What is needed:
Copy all records verbatim.

Stored items
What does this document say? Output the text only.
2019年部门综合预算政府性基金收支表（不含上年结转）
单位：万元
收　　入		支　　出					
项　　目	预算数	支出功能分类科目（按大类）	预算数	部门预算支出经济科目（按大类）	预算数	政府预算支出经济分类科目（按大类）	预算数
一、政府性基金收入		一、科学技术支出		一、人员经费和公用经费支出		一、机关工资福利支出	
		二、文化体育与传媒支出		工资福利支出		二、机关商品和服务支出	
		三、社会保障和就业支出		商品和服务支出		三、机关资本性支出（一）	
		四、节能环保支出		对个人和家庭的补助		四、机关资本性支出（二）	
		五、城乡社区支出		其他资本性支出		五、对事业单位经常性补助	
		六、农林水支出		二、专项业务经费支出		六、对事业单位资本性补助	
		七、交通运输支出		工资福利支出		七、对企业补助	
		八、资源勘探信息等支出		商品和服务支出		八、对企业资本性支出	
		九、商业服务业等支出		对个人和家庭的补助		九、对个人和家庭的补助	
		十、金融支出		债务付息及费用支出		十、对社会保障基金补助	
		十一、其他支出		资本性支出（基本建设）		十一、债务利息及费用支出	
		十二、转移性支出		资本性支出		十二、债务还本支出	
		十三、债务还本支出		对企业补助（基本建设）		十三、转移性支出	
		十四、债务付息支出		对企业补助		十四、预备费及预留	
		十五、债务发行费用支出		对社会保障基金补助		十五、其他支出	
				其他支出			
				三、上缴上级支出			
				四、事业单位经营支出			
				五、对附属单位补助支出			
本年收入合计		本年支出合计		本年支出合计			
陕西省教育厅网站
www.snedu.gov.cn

Output below:
What does this document say? Output the text only.
2019年部门综合预算政府性基金收支表（不含上年结转）
单位：万元
收　　入		支　　出					
项　　目	预算数	支出功能分类科目（按大类）	预算数	部门预算支出经济科目（按大类）	预算数	政府预算支出经济分类科目（按大类）	预算数
一、政府性基金收入		一、科学技术支出		一、人员经费和公用经费支出		一、机关工资福利支出	
		二、文化体育与传媒支出		工资福利支出		二、机关商品和服务支出	
		三、社会保障和就业支出		商品和服务支出		三、机关资本性支出（一）	
		四、节能环保支出		对个人和家庭的补助		四、机关资本性支出（二）	
		五、城乡社区支出		其他资本性支出		五、对事业单位经常性补助	
		六、农林水支出		二、专项业务经费支出		六、对事业单位资本性补助	
		七、交通运输支出		工资福利支出		七、对企业补助	
		八、资源勘探信息等支出		商品和服务支出		八、对企业资本性支出	
		九、商业服务业等支出		对个人和家庭的补助		九、对个人和家庭的补助	
		十、金融支出		债务付息及费用支出		十、对社会保障基金补助	
		十一、其他支出		资本性支出（基本建设）		十一、债务利息及费用支出	
		十二、转移性支出		资本性支出		十二、债务还本支出	
		十三、债务还本支出		对企业补助（基本建设）		十三、转移性支出	
		十四、债务付息支出		对企业补助		十四、预备费及预留	
		十五、债务发行费用支出		对社会保障基金补助		十五、其他支出	
				其他支出			
				三、上缴上级支出			
				四、事业单位经营支出			
				五、对附属单位补助支出			
本年收入合计		本年支出合计		本年支出合计			
陕西省教育厅网站
www.snedu.gov.cn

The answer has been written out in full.